-- Begin Records to process --

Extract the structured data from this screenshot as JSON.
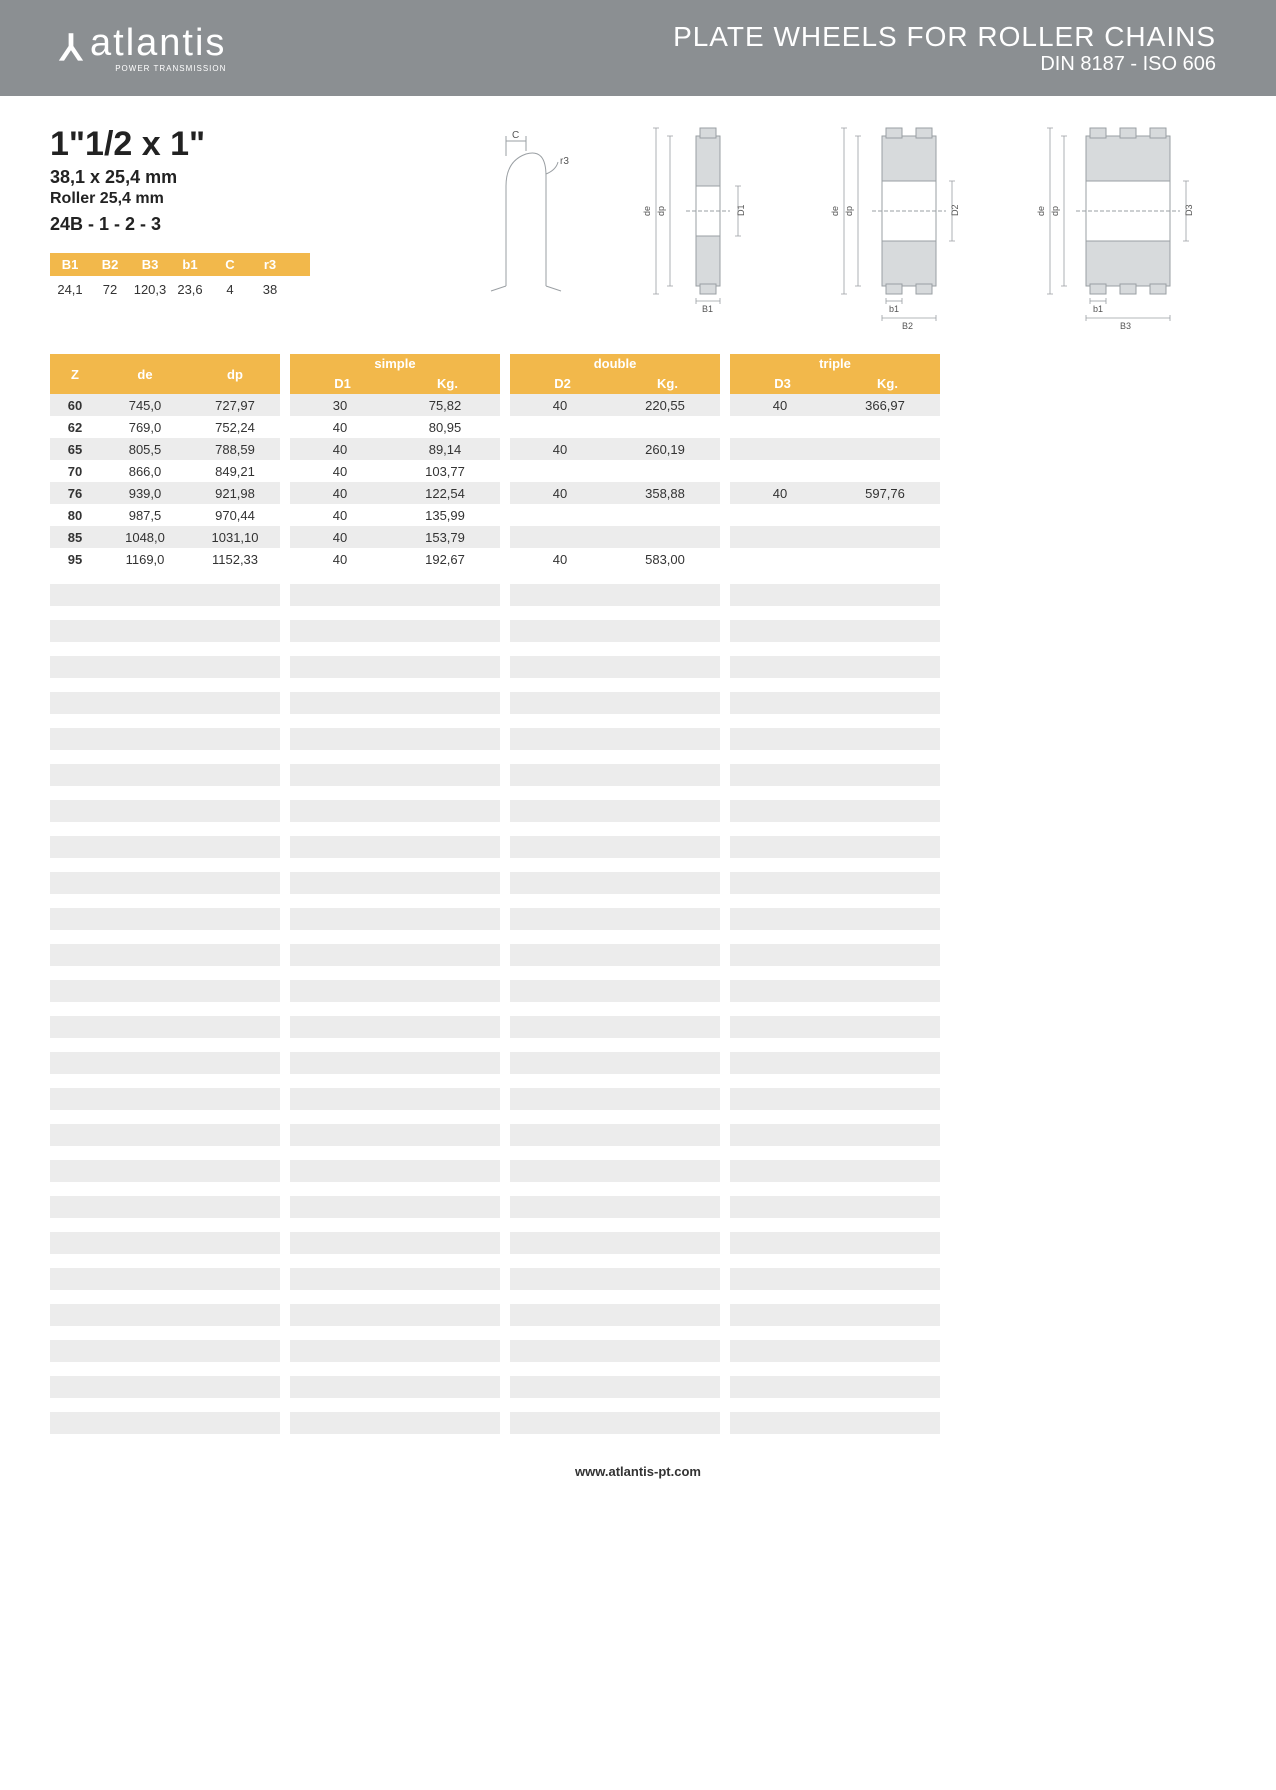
{
  "banner": {
    "logo_name": "atlantis",
    "logo_sub": "POWER TRANSMISSION",
    "title": "PLATE WHEELS FOR ROLLER CHAINS",
    "subtitle": "DIN 8187 - ISO 606"
  },
  "spec": {
    "size": "1\"1/2 x 1\"",
    "mm": "38,1 x 25,4 mm",
    "roller": "Roller 25,4 mm",
    "code": "24B - 1 - 2 - 3"
  },
  "dims": {
    "headers": [
      "B1",
      "B2",
      "B3",
      "b1",
      "C",
      "r3"
    ],
    "values": [
      "24,1",
      "72",
      "120,3",
      "23,6",
      "4",
      "38"
    ]
  },
  "diagram_labels": {
    "c": "C",
    "r3": "r3",
    "de": "de",
    "dp": "dp",
    "d1": "D1",
    "d2": "D2",
    "d3": "D3",
    "b1": "B1",
    "b1l": "b1",
    "b2": "B2",
    "b3": "B3"
  },
  "table": {
    "zde_headers": [
      "Z",
      "de",
      "dp"
    ],
    "groups": [
      {
        "title": "simple",
        "sub": [
          "D1",
          "Kg."
        ]
      },
      {
        "title": "double",
        "sub": [
          "D2",
          "Kg."
        ]
      },
      {
        "title": "triple",
        "sub": [
          "D3",
          "Kg."
        ]
      }
    ],
    "rows": [
      {
        "z": "60",
        "de": "745,0",
        "dp": "727,97",
        "s": [
          "30",
          "75,82"
        ],
        "d": [
          "40",
          "220,55"
        ],
        "t": [
          "40",
          "366,97"
        ]
      },
      {
        "z": "62",
        "de": "769,0",
        "dp": "752,24",
        "s": [
          "40",
          "80,95"
        ],
        "d": [
          "",
          ""
        ],
        "t": [
          "",
          ""
        ]
      },
      {
        "z": "65",
        "de": "805,5",
        "dp": "788,59",
        "s": [
          "40",
          "89,14"
        ],
        "d": [
          "40",
          "260,19"
        ],
        "t": [
          "",
          ""
        ]
      },
      {
        "z": "70",
        "de": "866,0",
        "dp": "849,21",
        "s": [
          "40",
          "103,77"
        ],
        "d": [
          "",
          ""
        ],
        "t": [
          "",
          ""
        ]
      },
      {
        "z": "76",
        "de": "939,0",
        "dp": "921,98",
        "s": [
          "40",
          "122,54"
        ],
        "d": [
          "40",
          "358,88"
        ],
        "t": [
          "40",
          "597,76"
        ]
      },
      {
        "z": "80",
        "de": "987,5",
        "dp": "970,44",
        "s": [
          "40",
          "135,99"
        ],
        "d": [
          "",
          ""
        ],
        "t": [
          "",
          ""
        ]
      },
      {
        "z": "85",
        "de": "1048,0",
        "dp": "1031,10",
        "s": [
          "40",
          "153,79"
        ],
        "d": [
          "",
          ""
        ],
        "t": [
          "",
          ""
        ]
      },
      {
        "z": "95",
        "de": "1169,0",
        "dp": "1152,33",
        "s": [
          "40",
          "192,67"
        ],
        "d": [
          "40",
          "583,00"
        ],
        "t": [
          "",
          ""
        ]
      }
    ],
    "empty_row_count": 24
  },
  "colors": {
    "banner_bg": "#8b8f92",
    "accent": "#f2b84b",
    "stripe": "#ececec",
    "diagram_stroke": "#9a9fa3",
    "diagram_fill": "#d7dadc"
  },
  "footer": "www.atlantis-pt.com"
}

-- End Records to process --

:: Problem ::
Using the entries above, find all lines with "atlantis". Copy them.

:: Answer ::
    "logo_name": "atlantis",
  "footer": "www.atlantis-pt.com"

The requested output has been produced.